— Begin —

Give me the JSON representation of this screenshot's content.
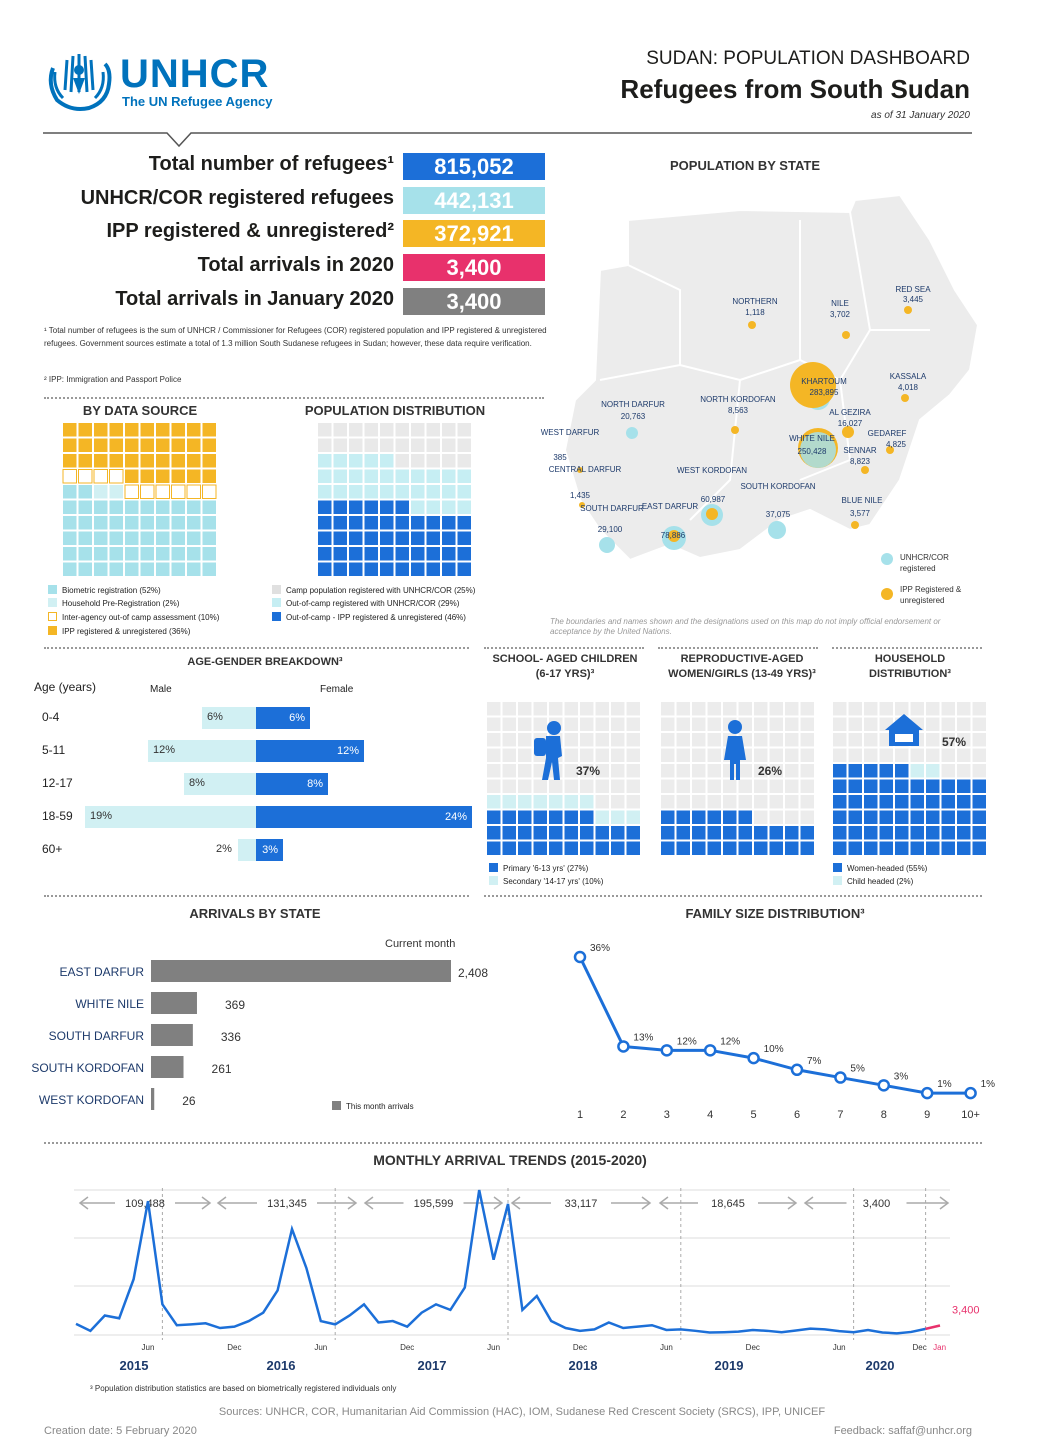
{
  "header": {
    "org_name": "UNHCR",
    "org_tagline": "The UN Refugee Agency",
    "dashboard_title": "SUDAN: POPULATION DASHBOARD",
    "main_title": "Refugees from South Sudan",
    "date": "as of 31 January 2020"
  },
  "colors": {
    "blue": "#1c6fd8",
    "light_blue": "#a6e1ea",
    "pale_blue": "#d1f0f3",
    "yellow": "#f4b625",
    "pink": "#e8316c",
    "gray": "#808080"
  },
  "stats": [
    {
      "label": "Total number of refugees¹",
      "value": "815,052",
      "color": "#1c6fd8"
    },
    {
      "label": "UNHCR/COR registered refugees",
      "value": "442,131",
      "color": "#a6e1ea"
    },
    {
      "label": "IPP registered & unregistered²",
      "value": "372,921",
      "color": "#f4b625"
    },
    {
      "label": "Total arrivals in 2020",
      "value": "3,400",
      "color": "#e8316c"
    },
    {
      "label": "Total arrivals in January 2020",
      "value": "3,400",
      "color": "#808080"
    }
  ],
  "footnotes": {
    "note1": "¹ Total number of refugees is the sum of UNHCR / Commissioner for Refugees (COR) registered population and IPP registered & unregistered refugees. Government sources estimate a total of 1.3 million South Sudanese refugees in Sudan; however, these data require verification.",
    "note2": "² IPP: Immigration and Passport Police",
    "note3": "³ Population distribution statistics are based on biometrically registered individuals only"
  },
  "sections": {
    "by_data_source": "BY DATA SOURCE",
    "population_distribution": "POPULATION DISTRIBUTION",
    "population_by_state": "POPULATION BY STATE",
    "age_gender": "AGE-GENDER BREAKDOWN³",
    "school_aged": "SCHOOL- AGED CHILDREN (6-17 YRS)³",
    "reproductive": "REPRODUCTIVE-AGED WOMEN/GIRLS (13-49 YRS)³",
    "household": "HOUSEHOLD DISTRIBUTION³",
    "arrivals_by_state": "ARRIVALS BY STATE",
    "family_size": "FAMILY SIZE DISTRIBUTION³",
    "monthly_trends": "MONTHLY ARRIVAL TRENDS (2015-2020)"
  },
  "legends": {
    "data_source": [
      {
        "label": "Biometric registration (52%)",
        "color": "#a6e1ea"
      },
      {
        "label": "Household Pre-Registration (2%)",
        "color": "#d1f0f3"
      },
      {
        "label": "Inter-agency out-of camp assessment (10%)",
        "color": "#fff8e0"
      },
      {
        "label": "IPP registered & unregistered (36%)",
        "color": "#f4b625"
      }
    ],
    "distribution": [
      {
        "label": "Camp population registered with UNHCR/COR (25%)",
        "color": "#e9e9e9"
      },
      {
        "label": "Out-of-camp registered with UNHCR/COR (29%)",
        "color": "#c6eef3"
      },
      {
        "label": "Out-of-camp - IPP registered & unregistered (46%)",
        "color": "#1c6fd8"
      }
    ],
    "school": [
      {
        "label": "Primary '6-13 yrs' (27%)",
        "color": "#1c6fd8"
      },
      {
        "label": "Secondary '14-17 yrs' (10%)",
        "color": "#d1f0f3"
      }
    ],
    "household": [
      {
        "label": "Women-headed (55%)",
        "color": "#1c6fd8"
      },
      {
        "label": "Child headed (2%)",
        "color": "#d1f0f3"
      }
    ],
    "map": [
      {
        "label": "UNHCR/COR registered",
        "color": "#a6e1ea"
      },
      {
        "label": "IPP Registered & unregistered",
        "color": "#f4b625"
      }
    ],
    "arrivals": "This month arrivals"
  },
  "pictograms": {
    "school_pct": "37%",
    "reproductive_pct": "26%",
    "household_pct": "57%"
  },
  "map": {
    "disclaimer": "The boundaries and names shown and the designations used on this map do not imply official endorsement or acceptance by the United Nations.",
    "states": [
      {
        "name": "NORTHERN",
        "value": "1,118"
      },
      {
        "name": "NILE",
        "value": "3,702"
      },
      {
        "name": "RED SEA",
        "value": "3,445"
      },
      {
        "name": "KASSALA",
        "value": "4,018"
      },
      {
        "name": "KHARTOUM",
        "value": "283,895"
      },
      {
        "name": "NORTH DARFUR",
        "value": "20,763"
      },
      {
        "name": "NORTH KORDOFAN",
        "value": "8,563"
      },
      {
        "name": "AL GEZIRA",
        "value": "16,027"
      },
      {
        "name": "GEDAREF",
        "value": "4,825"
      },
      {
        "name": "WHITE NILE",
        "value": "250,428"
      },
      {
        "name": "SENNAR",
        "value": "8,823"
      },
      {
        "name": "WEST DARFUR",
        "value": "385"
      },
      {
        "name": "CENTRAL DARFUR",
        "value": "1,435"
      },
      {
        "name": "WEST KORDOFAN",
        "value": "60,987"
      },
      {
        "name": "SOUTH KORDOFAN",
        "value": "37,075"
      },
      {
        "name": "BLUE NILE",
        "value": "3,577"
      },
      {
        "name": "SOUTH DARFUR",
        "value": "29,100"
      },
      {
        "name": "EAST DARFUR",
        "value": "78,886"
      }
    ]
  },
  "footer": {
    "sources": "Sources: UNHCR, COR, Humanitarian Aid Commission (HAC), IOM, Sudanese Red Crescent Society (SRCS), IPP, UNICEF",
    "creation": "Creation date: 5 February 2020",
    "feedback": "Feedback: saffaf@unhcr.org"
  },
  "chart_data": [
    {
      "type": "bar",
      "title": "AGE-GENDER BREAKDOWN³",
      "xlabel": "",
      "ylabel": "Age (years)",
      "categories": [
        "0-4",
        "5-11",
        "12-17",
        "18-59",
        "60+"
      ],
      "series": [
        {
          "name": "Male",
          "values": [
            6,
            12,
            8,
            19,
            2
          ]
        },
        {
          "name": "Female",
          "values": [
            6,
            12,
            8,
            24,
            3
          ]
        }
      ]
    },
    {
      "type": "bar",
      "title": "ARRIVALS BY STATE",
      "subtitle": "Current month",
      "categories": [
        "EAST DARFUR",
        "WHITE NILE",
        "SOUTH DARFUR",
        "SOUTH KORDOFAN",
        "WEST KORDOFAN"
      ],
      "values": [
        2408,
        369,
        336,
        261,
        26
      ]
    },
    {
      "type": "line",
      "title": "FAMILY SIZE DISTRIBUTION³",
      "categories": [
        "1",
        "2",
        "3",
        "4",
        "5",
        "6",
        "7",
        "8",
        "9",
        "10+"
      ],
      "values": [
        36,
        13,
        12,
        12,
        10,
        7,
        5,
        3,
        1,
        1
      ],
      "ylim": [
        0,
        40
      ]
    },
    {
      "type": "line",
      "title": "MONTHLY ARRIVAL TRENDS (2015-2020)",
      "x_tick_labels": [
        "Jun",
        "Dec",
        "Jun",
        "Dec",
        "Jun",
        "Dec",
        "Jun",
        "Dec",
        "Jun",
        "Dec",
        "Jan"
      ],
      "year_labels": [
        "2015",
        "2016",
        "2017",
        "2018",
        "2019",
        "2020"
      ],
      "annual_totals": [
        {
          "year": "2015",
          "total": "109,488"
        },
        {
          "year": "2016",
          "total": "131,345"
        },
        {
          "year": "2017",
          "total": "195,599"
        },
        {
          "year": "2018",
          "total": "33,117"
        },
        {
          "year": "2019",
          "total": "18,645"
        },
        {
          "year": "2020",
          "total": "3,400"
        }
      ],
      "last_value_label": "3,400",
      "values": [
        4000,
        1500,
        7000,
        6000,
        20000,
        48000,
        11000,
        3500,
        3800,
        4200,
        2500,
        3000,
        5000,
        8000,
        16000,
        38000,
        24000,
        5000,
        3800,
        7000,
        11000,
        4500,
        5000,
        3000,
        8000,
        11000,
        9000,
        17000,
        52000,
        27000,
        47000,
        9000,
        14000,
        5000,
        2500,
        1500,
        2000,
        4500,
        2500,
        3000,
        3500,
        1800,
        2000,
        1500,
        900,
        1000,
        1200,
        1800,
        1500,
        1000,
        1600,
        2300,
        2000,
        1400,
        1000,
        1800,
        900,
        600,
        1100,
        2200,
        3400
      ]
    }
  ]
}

— End —
— Begin —

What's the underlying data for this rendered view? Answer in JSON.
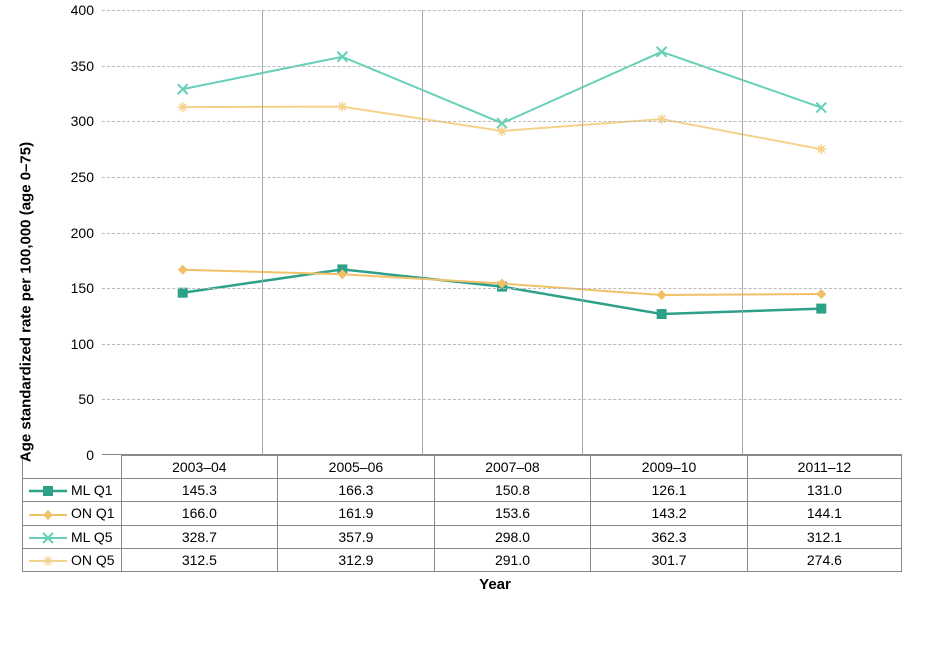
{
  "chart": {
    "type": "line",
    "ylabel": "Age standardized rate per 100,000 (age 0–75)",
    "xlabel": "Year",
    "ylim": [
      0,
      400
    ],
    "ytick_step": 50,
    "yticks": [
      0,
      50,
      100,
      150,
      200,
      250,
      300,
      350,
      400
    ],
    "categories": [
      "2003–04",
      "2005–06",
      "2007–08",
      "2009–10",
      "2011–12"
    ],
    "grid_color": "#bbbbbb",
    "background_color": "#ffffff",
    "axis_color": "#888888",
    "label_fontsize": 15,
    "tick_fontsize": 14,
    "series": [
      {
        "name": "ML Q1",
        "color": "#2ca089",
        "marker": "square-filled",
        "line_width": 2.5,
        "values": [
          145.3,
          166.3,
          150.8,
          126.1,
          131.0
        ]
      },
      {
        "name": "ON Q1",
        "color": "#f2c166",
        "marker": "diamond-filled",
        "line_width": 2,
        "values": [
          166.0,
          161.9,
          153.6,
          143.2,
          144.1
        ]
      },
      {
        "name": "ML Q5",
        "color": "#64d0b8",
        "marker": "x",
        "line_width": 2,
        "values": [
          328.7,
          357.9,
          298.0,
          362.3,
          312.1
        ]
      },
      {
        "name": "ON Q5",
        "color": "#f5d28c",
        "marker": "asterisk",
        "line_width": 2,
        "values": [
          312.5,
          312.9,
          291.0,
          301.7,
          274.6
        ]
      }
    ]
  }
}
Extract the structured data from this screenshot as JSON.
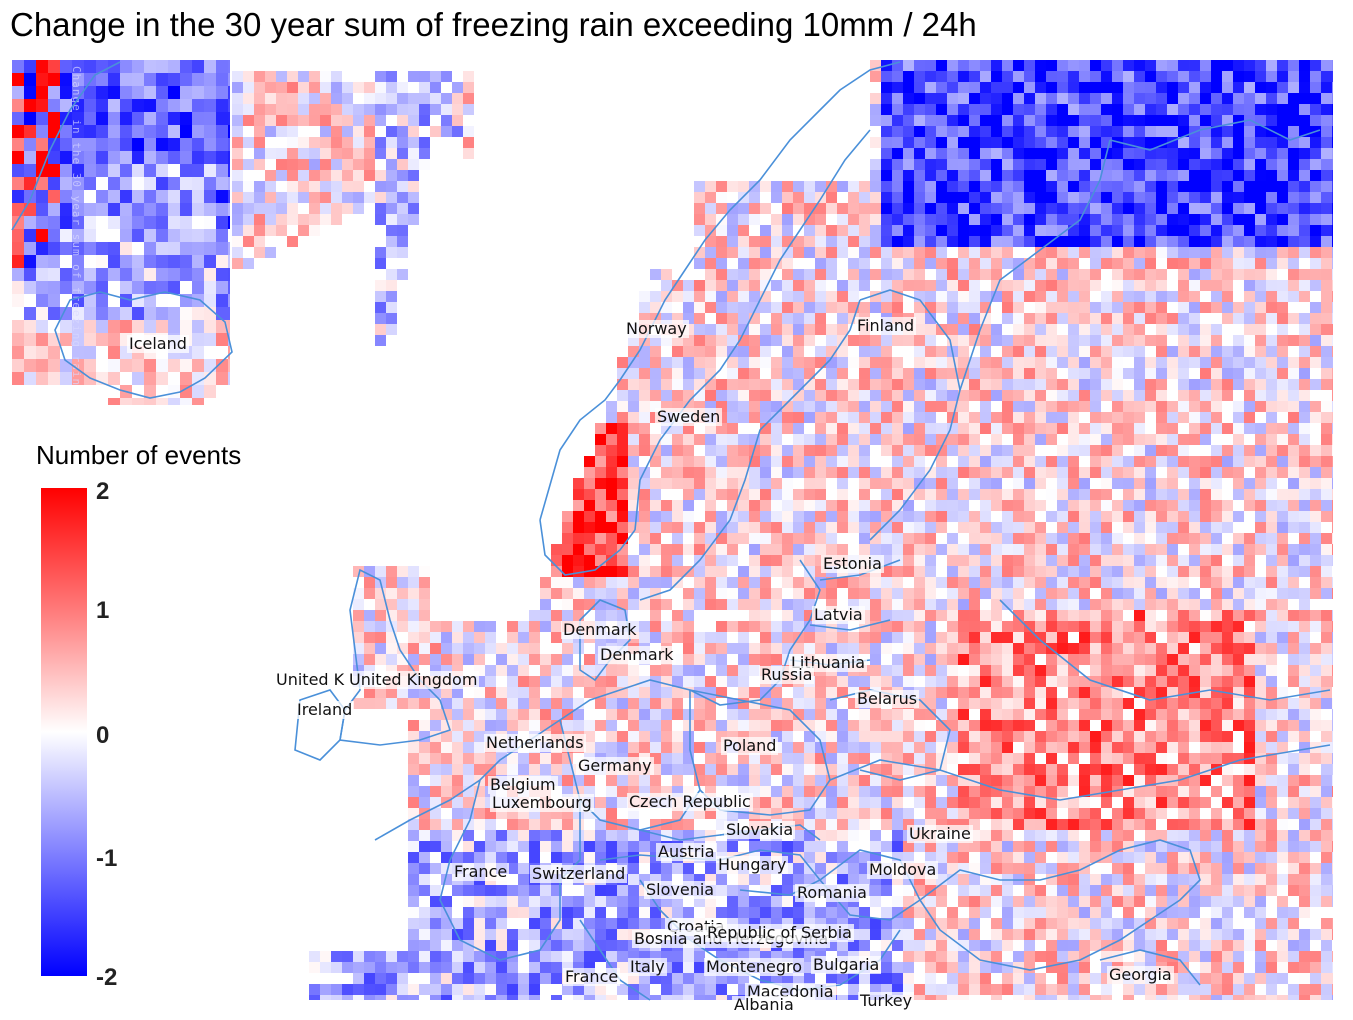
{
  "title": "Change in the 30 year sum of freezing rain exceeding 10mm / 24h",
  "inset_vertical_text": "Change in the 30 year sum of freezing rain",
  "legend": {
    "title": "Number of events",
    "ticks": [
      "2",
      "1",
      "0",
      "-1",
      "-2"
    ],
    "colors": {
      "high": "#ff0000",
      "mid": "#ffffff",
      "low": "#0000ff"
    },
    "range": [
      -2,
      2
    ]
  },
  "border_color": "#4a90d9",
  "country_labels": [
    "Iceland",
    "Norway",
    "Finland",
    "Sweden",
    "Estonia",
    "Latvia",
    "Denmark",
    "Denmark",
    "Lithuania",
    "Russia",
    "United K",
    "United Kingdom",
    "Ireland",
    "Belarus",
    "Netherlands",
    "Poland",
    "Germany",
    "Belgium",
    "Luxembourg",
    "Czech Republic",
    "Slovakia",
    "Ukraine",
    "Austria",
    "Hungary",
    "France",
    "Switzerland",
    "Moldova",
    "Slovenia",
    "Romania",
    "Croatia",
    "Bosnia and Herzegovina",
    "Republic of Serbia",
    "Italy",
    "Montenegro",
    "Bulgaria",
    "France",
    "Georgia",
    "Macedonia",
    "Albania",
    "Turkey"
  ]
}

— End —
— Begin —

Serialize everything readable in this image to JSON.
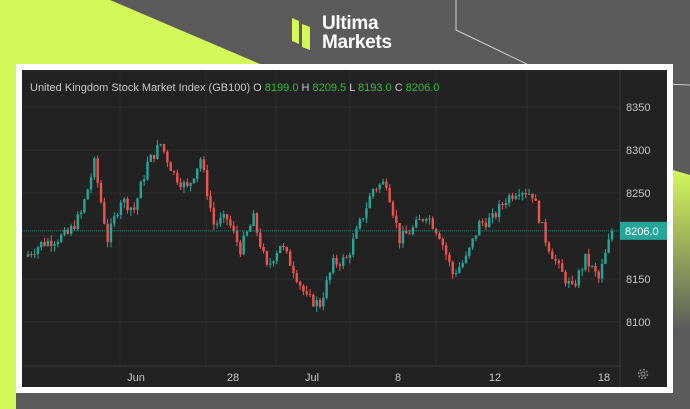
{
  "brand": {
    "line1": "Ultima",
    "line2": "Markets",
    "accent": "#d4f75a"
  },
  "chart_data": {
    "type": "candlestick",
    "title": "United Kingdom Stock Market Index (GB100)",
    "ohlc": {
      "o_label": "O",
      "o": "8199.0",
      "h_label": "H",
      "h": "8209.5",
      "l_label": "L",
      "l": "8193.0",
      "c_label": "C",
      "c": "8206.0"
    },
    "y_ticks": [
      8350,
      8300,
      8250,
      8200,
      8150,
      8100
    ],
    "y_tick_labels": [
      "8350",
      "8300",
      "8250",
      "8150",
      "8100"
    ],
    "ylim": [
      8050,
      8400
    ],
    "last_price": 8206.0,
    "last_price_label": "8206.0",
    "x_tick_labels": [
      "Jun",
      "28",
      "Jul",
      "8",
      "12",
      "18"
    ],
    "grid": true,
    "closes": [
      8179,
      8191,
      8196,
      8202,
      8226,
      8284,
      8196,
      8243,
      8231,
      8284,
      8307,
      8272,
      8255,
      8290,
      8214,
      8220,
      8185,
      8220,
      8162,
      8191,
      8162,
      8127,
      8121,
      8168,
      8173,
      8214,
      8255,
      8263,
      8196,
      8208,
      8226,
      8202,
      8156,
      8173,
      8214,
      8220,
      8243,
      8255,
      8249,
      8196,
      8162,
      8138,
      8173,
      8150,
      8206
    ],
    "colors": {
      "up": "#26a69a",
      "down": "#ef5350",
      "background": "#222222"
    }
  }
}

— End —

Task brief:
Report how many lines in the data include the word "AGED", and give nothing but the count.

Written response:
2